*OBJECTIVE*
Copy every line from the records below that holds the word "JSON".

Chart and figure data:
[Begin]

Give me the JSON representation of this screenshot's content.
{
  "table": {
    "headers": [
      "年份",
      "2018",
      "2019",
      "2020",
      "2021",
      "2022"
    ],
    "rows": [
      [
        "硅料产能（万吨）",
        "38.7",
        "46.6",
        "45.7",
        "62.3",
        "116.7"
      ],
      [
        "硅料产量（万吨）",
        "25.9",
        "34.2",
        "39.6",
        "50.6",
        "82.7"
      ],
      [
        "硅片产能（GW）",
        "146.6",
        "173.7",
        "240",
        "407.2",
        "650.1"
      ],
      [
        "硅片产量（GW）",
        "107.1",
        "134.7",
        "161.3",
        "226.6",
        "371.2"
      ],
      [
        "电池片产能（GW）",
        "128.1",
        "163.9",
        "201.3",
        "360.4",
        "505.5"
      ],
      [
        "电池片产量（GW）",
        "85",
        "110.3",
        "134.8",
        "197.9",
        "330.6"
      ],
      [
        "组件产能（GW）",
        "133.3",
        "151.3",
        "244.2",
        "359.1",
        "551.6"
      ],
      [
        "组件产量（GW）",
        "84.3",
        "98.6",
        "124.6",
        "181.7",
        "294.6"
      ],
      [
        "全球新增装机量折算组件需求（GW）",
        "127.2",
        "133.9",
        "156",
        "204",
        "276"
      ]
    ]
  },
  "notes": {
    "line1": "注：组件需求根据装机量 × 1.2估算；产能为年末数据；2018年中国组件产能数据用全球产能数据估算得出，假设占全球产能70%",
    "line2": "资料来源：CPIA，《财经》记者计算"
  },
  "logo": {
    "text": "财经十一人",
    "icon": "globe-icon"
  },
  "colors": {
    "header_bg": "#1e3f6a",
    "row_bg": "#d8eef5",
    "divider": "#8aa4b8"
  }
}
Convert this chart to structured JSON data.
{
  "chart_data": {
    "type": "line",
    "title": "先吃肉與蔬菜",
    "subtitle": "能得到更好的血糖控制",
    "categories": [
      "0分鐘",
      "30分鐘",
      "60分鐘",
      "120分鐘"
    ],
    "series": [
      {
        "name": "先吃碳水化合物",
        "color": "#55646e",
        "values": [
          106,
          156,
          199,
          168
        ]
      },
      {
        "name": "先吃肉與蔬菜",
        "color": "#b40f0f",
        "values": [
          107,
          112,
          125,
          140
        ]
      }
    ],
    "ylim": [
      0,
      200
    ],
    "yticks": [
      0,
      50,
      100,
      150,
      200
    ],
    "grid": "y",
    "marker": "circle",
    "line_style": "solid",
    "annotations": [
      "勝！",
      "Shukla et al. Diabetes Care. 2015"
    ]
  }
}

[End]

*SOLUTION TO THIS TASK*
Give me the JSON representation of this screenshot's content.
Convert this chart to structured JSON data.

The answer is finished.